Problem to work on: Faithfully return all lines, omitting every embedded picture.

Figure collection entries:
--- Begin ---

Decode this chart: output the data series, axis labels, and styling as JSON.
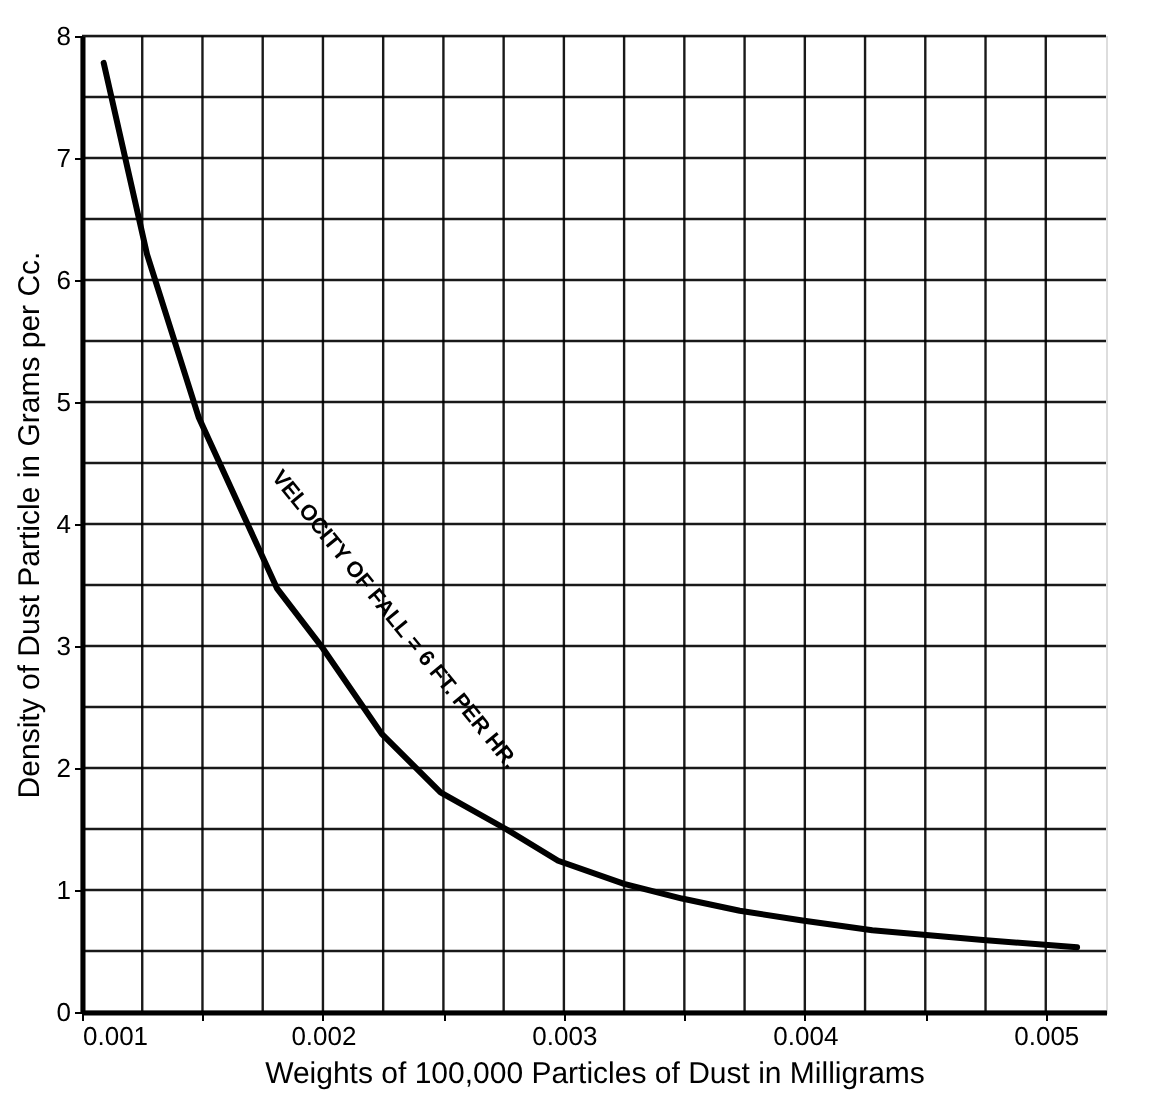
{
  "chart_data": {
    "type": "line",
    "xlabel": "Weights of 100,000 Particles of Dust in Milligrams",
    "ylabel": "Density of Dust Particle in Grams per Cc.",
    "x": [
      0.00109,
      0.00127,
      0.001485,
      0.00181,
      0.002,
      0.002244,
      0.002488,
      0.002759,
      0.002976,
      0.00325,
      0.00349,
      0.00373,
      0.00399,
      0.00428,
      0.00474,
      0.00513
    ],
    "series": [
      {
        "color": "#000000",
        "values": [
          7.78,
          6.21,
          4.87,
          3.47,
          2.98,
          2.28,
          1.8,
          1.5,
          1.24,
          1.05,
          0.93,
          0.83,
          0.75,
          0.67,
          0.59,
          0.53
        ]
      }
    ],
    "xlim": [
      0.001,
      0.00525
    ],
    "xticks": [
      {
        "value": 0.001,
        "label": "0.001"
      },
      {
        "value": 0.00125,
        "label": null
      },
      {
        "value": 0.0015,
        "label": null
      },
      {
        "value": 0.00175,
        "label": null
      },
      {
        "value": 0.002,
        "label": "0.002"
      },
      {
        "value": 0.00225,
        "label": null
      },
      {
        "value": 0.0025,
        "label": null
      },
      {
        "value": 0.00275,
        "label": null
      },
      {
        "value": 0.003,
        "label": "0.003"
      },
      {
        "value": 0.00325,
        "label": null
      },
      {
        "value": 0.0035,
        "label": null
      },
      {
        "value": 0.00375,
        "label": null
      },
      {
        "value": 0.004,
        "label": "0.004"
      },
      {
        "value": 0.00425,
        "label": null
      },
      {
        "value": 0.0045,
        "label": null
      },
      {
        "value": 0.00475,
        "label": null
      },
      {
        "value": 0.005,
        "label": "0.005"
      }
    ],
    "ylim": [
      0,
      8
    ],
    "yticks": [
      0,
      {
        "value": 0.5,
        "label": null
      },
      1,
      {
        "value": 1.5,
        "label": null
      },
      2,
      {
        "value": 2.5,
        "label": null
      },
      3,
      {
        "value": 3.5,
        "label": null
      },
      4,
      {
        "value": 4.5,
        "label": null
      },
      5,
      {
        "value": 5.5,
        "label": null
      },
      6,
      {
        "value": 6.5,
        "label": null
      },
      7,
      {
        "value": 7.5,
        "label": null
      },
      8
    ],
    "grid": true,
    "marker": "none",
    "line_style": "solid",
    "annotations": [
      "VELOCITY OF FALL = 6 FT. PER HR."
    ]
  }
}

--- End ---

Full answer:
Decode this chart: output the data series, axis labels, and styling as JSON.
{
  "chart_data": {
    "type": "line",
    "xlabel": "Weights of 100,000 Particles of Dust in Milligrams",
    "ylabel": "Density of Dust Particle in Grams per Cc.",
    "x": [
      0.00109,
      0.00127,
      0.001485,
      0.00181,
      0.002,
      0.002244,
      0.002488,
      0.002759,
      0.002976,
      0.00325,
      0.00349,
      0.00373,
      0.00399,
      0.00428,
      0.00474,
      0.00513
    ],
    "series": [
      {
        "color": "#000000",
        "values": [
          7.78,
          6.21,
          4.87,
          3.47,
          2.98,
          2.28,
          1.8,
          1.5,
          1.24,
          1.05,
          0.93,
          0.83,
          0.75,
          0.67,
          0.59,
          0.53
        ]
      }
    ],
    "xlim": [
      0.001,
      0.00525
    ],
    "xticks": [
      {
        "value": 0.001,
        "label": "0.001"
      },
      {
        "value": 0.00125,
        "label": null
      },
      {
        "value": 0.0015,
        "label": null
      },
      {
        "value": 0.00175,
        "label": null
      },
      {
        "value": 0.002,
        "label": "0.002"
      },
      {
        "value": 0.00225,
        "label": null
      },
      {
        "value": 0.0025,
        "label": null
      },
      {
        "value": 0.00275,
        "label": null
      },
      {
        "value": 0.003,
        "label": "0.003"
      },
      {
        "value": 0.00325,
        "label": null
      },
      {
        "value": 0.0035,
        "label": null
      },
      {
        "value": 0.00375,
        "label": null
      },
      {
        "value": 0.004,
        "label": "0.004"
      },
      {
        "value": 0.00425,
        "label": null
      },
      {
        "value": 0.0045,
        "label": null
      },
      {
        "value": 0.00475,
        "label": null
      },
      {
        "value": 0.005,
        "label": "0.005"
      }
    ],
    "ylim": [
      0,
      8
    ],
    "yticks": [
      0,
      {
        "value": 0.5,
        "label": null
      },
      1,
      {
        "value": 1.5,
        "label": null
      },
      2,
      {
        "value": 2.5,
        "label": null
      },
      3,
      {
        "value": 3.5,
        "label": null
      },
      4,
      {
        "value": 4.5,
        "label": null
      },
      5,
      {
        "value": 5.5,
        "label": null
      },
      6,
      {
        "value": 6.5,
        "label": null
      },
      7,
      {
        "value": 7.5,
        "label": null
      },
      8
    ],
    "grid": true,
    "marker": "none",
    "line_style": "solid",
    "annotations": [
      "VELOCITY OF FALL = 6 FT. PER HR."
    ]
  }
}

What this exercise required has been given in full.